* [Your goal] Please rewrite the rows from the line with "code-line-20[interactable]: 20 end" up to and including the line with "search-icon[interactable] bbox=[411, 143, 435, 172]", changing "search-icon" to "magnifier-icon" and leaving everything else as it stands.

[start]

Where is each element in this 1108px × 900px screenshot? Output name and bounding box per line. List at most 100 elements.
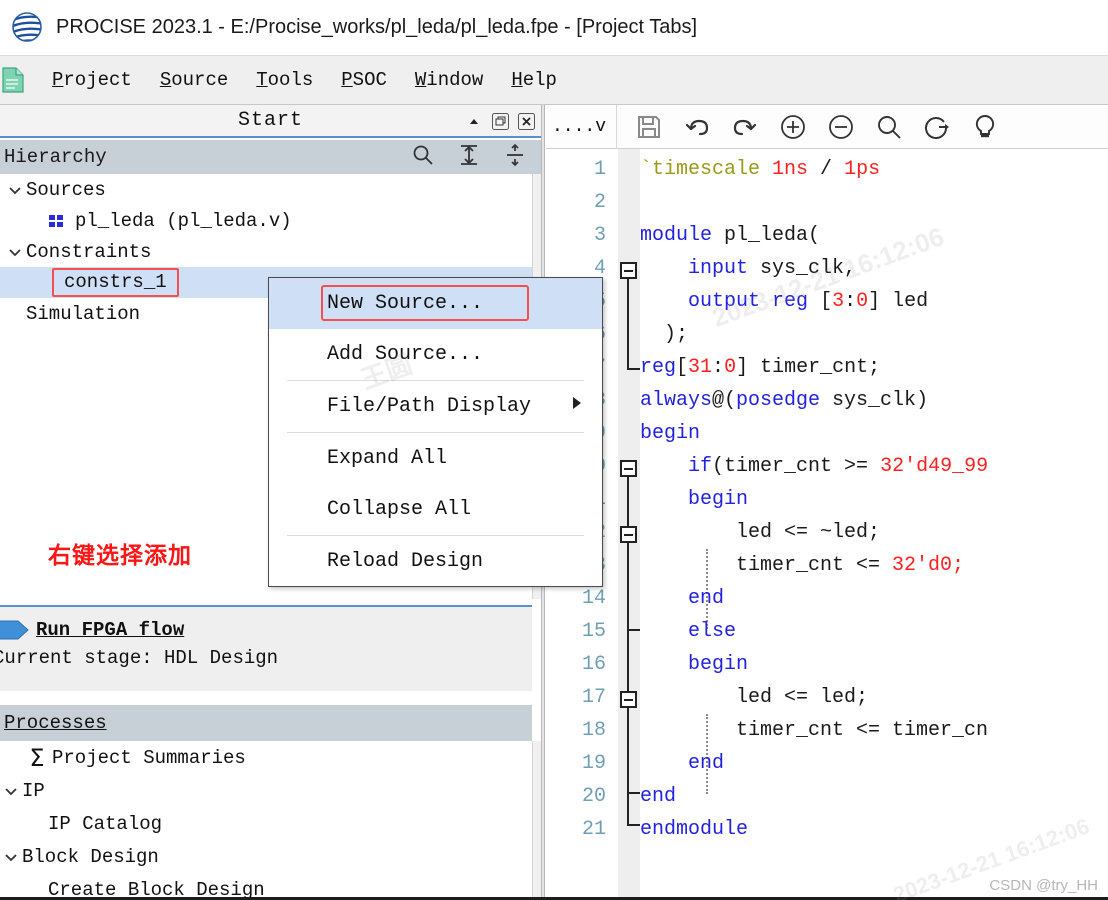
code-line-20[interactable]: 20 end bbox=[546, 780, 1108, 813]
code-token: pl_leda( bbox=[712, 224, 821, 247]
code-token: else bbox=[688, 620, 737, 643]
process-item-ip-catalog[interactable]: IP Catalog bbox=[0, 807, 532, 840]
processes-list[interactable]: Σ Project Summaries IP IP Catalog Block … bbox=[0, 741, 532, 900]
chevron-down-icon[interactable] bbox=[4, 182, 26, 198]
menu-tools[interactable]: Tools bbox=[242, 67, 327, 93]
menu-bar: Project Source Tools PSOC Window Help bbox=[0, 55, 1108, 105]
search-icon[interactable] bbox=[875, 113, 903, 141]
code-line-4[interactable]: 4 input sys_clk, bbox=[546, 252, 1108, 285]
code-line-1[interactable]: 1 `timescale 1ns / 1ps bbox=[546, 153, 1108, 186]
zoom-in-icon[interactable] bbox=[779, 113, 807, 141]
process-item-create-block-design[interactable]: Create Block Design bbox=[0, 873, 532, 900]
procise-application-window: PROCISE 2023.1 - E:/Procise_works/pl_led… bbox=[0, 0, 1108, 900]
search-icon[interactable] bbox=[411, 143, 435, 172]
menu-psoc-label: SOC bbox=[352, 69, 387, 91]
context-menu-item-collapse-all[interactable]: Collapse All bbox=[269, 484, 602, 535]
code-token: if bbox=[688, 455, 713, 478]
close-icon[interactable] bbox=[517, 113, 535, 131]
tree-item-constraints[interactable]: Constraints bbox=[0, 236, 532, 267]
code-line-19[interactable]: 19 end bbox=[546, 747, 1108, 780]
code-line-3[interactable]: 3 module pl_leda( bbox=[546, 219, 1108, 252]
code-token: sys_clk, bbox=[748, 257, 857, 280]
code-line-text: if(timer_cnt >= 32'd49_99 bbox=[640, 455, 988, 478]
process-item-project-summaries[interactable]: Σ Project Summaries bbox=[0, 741, 532, 774]
undo-icon[interactable] bbox=[683, 113, 711, 141]
context-menu-item-new-source[interactable]: New Source... bbox=[269, 278, 602, 329]
code-line-15[interactable]: 15 else bbox=[546, 615, 1108, 648]
chevron-down-icon[interactable] bbox=[0, 783, 22, 799]
line-number: 21 bbox=[581, 818, 606, 841]
context-menu-item-file-path-display[interactable]: File/Path Display bbox=[269, 381, 602, 432]
hierarchy-toolbar bbox=[411, 143, 527, 172]
context-menu-item-label: File/Path Display bbox=[327, 395, 532, 418]
code-line-16[interactable]: 16 begin bbox=[546, 648, 1108, 681]
run-fpga-flow-box: Run FPGA flow Current stage: HDL Design bbox=[0, 605, 532, 691]
code-line-7[interactable]: 7reg[31:0] timer_cnt; bbox=[546, 351, 1108, 384]
code-line-text: end bbox=[640, 785, 676, 808]
refresh-goto-icon[interactable] bbox=[923, 113, 951, 141]
context-menu-item-expand-all[interactable]: Expand All bbox=[269, 433, 602, 484]
menu-help[interactable]: Help bbox=[497, 67, 571, 93]
code-line-14[interactable]: 14 end bbox=[546, 582, 1108, 615]
code-token: / bbox=[808, 158, 845, 181]
process-item-label: IP bbox=[22, 779, 45, 802]
code-area[interactable]: 1 `timescale 1ns / 1ps 2 3 module pl_leda(4 … bbox=[546, 149, 1108, 900]
context-menu[interactable]: New Source... Add Source... File/Path Di… bbox=[268, 277, 603, 587]
sigma-icon: Σ bbox=[29, 743, 45, 772]
panel-window-buttons bbox=[465, 105, 535, 138]
collapse-height-icon[interactable] bbox=[457, 143, 481, 172]
code-line-9[interactable]: 9begin bbox=[546, 417, 1108, 450]
code-line-18[interactable]: 18 timer_cnt <= timer_cn bbox=[546, 714, 1108, 747]
code-line-21[interactable]: 21 endmodule bbox=[546, 813, 1108, 846]
split-icon[interactable] bbox=[503, 143, 527, 172]
zoom-out-icon[interactable] bbox=[827, 113, 855, 141]
process-item-block-design[interactable]: Block Design bbox=[0, 840, 532, 873]
code-token: 1ps bbox=[844, 158, 881, 181]
code-line-text: input sys_clk, bbox=[640, 257, 856, 280]
code-line-6[interactable]: 6 ); bbox=[546, 318, 1108, 351]
code-lines[interactable]: 1 `timescale 1ns / 1ps 2 3 module pl_leda(4 … bbox=[546, 149, 1108, 900]
code-line-5[interactable]: 5 output reg [3:0] led bbox=[546, 285, 1108, 318]
editor-file-tab[interactable]: ....v bbox=[546, 104, 618, 149]
redo-icon[interactable] bbox=[731, 113, 759, 141]
chevron-down-icon[interactable] bbox=[0, 849, 22, 865]
context-menu-item-label: Collapse All bbox=[327, 498, 472, 521]
tree-item-pl-leda[interactable]: pl_leda (pl_leda.v) bbox=[0, 205, 532, 236]
code-line-12[interactable]: 12 led <= ~led; bbox=[546, 516, 1108, 549]
current-stage-label: Current stage: HDL Design bbox=[0, 647, 279, 669]
menu-window[interactable]: Window bbox=[401, 67, 497, 93]
code-line-8[interactable]: 8always@(posedge sys_clk) bbox=[546, 384, 1108, 417]
line-number: 2 bbox=[593, 191, 606, 214]
globe-logo-icon bbox=[12, 12, 42, 42]
chevron-down-icon[interactable] bbox=[4, 244, 26, 260]
code-token: `timescale bbox=[640, 158, 773, 181]
hint-bulb-icon[interactable] bbox=[971, 113, 999, 141]
code-line-text: always@(posedge sys_clk) bbox=[640, 389, 928, 412]
restore-icon[interactable] bbox=[491, 113, 509, 131]
menu-psoc[interactable]: PSOC bbox=[327, 67, 401, 93]
play-arrow-icon[interactable] bbox=[0, 619, 30, 641]
code-line-13[interactable]: 13 timer_cnt <= 32'd0; bbox=[546, 549, 1108, 582]
code-line-17[interactable]: 17 led <= led; bbox=[546, 681, 1108, 714]
processes-scrollbar[interactable] bbox=[532, 741, 541, 900]
menu-tools-mnemonic: T bbox=[256, 69, 268, 91]
save-icon[interactable] bbox=[635, 113, 663, 141]
menu-source[interactable]: Source bbox=[146, 67, 242, 93]
tree-item-sources[interactable]: Sources bbox=[0, 174, 532, 205]
menu-project[interactable]: Project bbox=[38, 67, 146, 93]
start-tab-label[interactable]: Start bbox=[238, 109, 303, 132]
code-token: begin bbox=[688, 488, 749, 511]
tree-item-label: Sources bbox=[26, 178, 106, 201]
context-menu-item-reload-design[interactable]: Reload Design bbox=[269, 536, 602, 587]
collapse-up-icon[interactable] bbox=[465, 113, 483, 131]
process-item-ip[interactable]: IP bbox=[0, 774, 532, 807]
line-number: 20 bbox=[581, 785, 606, 808]
run-fpga-flow-label[interactable]: Run FPGA flow bbox=[36, 619, 184, 641]
code-line-11[interactable]: 11 begin bbox=[546, 483, 1108, 516]
line-number: 3 bbox=[593, 224, 606, 247]
code-token: end bbox=[688, 587, 725, 610]
context-menu-item-add-source[interactable]: Add Source... bbox=[269, 329, 602, 380]
code-line-10[interactable]: 10 if(timer_cnt >= 32'd49_99 bbox=[546, 450, 1108, 483]
code-line-2[interactable]: 2 bbox=[546, 186, 1108, 219]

[end]

* [Result of this exercise]
code-line-20[interactable]: 20 end bbox=[546, 780, 1108, 813]
code-token: pl_leda( bbox=[712, 224, 821, 247]
code-token: else bbox=[688, 620, 737, 643]
process-item-ip-catalog[interactable]: IP Catalog bbox=[0, 807, 532, 840]
processes-list[interactable]: Σ Project Summaries IP IP Catalog Block … bbox=[0, 741, 532, 900]
chevron-down-icon[interactable] bbox=[4, 182, 26, 198]
menu-tools[interactable]: Tools bbox=[242, 67, 327, 93]
menu-bar: Project Source Tools PSOC Window Help bbox=[0, 55, 1108, 105]
magnifier-icon[interactable] bbox=[875, 113, 903, 141]
code-line-4[interactable]: 4 input sys_clk, bbox=[546, 252, 1108, 285]
code-line-1[interactable]: 1 `timescale 1ns / 1ps bbox=[546, 153, 1108, 186]
zoom-in-icon[interactable] bbox=[779, 113, 807, 141]
process-item-create-block-design[interactable]: Create Block Design bbox=[0, 873, 532, 900]
procise-application-window: PROCISE 2023.1 - E:/Procise_works/pl_led… bbox=[0, 0, 1108, 900]
magnifier-icon[interactable] bbox=[411, 143, 435, 172]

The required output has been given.